- **Pagina**:
++++++++++++++++++++

I primi spunti tattici offerti dalla Juventus di Thiago Motta
- I due laterali bassi si accentrano in fase di possesso e sostengono Thuram
- I due esterni offensivi danno ampiezza al gioco
- Vlahovic e l'effetto Zirkzee: serve un salto di qualità
La scorsa stagione, seguendo in realtà un copione già vissuto in passato, ha visto aleggiare sull'ambiente bianconero un malcontento - neanche troppo implicito - per quanto espresso sul campo dalla Juventus di Max Allegri, anche al di là del ritorno in Champions League e del successo in Coppa Italia. Nessun richiamo spinto verso il giochismo, restando perentorio il primato della vittoria come unica cosa che conta, ma un vivace desiderio di rinnovamento e di distacco da un gioco - quello proposto da Allegri - spesso visto come troppo speculativo, animato da un pragmatismo dall'indole "catenacciara" (perlomeno nel suo racconto mediatico).

++++++++++++++++++++

- **Voci estratte**:
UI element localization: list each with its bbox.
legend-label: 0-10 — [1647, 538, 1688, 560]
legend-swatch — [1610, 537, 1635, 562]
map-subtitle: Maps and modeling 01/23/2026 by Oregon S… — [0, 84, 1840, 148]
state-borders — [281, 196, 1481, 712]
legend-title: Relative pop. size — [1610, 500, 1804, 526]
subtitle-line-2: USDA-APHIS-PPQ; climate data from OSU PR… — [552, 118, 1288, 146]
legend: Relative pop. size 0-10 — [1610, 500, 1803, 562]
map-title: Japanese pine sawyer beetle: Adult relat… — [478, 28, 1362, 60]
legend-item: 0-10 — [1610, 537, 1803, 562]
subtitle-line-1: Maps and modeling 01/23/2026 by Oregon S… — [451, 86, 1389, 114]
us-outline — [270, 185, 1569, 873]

++++++++++++++++++++

- **Parti dell'esercizio**:
a) Rispondi a queste domande sull'articolo dedicato alla Juventus di Thiago Motta.
(i) Che cosa fanno i due laterali bassi in fase di possesso?
(ii) Quali due risultati della Juventus di Allegri nella scorsa stagione vengono citati?
(iii) Come veniva spesso visto il gioco proposto da Allegri?
b) Trascrivi alla lettera il passo dell'articolo sulla Juventus di Thiago Motta che va da "I primi spunti" fino a "suo racconto mediatico)." compreso.

- **Risultati**:
a)
(i) Si accentrano e sostengono Thuram.
(ii) Il ritorno in Champions League e il successo in Coppa Italia.
(iii) Come troppo speculativo.

b)
I primi spunti tattici offerti dalla Juventus di Thiago Motta
- I due laterali bassi si accentrano in fase di possesso e sostengono Thuram
- I due esterni offensivi danno ampiezza al gioco
- Vlahovic e l'effetto Zirkzee: serve un salto di qualità
La scorsa stagione, seguendo in realtà un copione già vissuto in passato, ha visto aleggiare sull'ambiente bianconero un malcontento - neanche troppo implicito - per quanto espresso sul campo dalla Juventus di Max Allegri, anche al di là del ritorno in Champions League e del successo in Coppa Italia. Nessun richiamo spinto verso il giochismo, restando perentorio il primato della vittoria come unica cosa che conta, ma un vivace desiderio di rinnovamento e di distacco da un gioco - quello proposto da Allegri - spesso visto come troppo speculativo, animato da un pragmatismo dall'indole "catenacciara" (perlomeno nel suo racconto mediatico).